## start EXCERPTED TEXT

# all new!



## handideaks (Feb 6, 2009)

Hello everyone. My husband has just been offered a job in Canada which we all keen for him to take. We have talked about emigrating for 18 months plus now, so this is just what we've been waiting for. 

However, we know nothing! Can anyone offer advice on where we start? Right from the basics.
To start with, he can go over and start work and we could follow! 

We have 2 children aged 5 and 2.
Look forward to your postsx


----------



## Black Tie (Feb 8, 2009)

to start with we need to know where is he getting his job, I mean which city is he gonna work in Canada. which part of canada are you planning to reside etc etc.



handideaks said:


> Hello everyone. My husband has just been offered a job in Canada which we all keen for him to take. We have talked about emigrating for 18 months plus now, so this is just what we've been waiting for.
> 
> However, we know nothing! Can anyone offer advice on where we start? Right from the basics.
> To start with, he can go over and start work and we could follow!
> ...


----------



## handideaks (Feb 6, 2009)

## end EXCERPTED TEXT
## start DATASET EXCERPT

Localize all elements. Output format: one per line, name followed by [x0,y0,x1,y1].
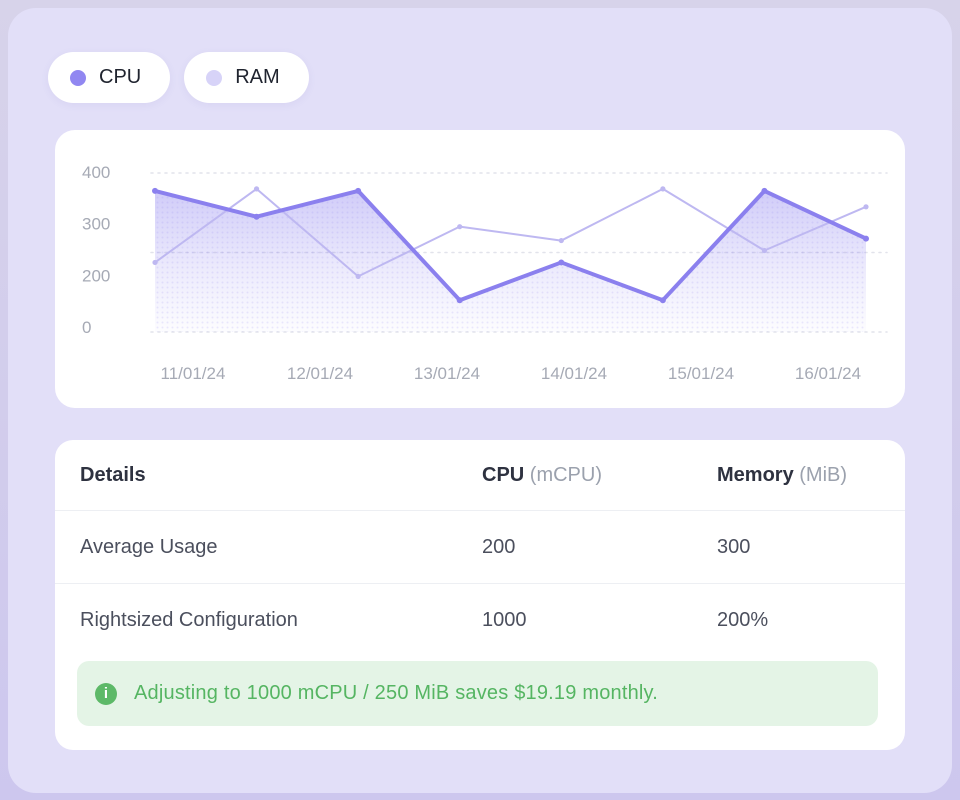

## end DATASET EXCERPT

- **SHORT TASK 1**
In the forum thread about moving to Canada, how old are the two children?
- **SHORT TASK 2**
Extend the forum thread about moving to Canada, picking up right after its final line.

- **RESULT 1**
They are 5 and 2.

- **RESULT 2**
hi, thanks for replying. My husband is an electrician and has been offered a job in Vancouver. We would like to live near where he works but have heard this is the most expensive area!
Any suggestions would be helpful.


----------



## Black Tie (Feb 8, 2009)

Hi,
Its a major city of Canada hence its expensive, but you can find decent accomodation in suburbs which are boutifull for a decent price. I am from Toronto area thats why I will suggest you to do some research online. try this website.

Kijiji Vancouver Classifieds: Free Classified Ads for Vancouver, British Columbia




handideaks said:


> hi, thanks for replying. My husband is an electrician and has been offered a job in Vancouver. We would like to live near where he works but have heard this is the most expensive area!
> Any suggestions would be helpful.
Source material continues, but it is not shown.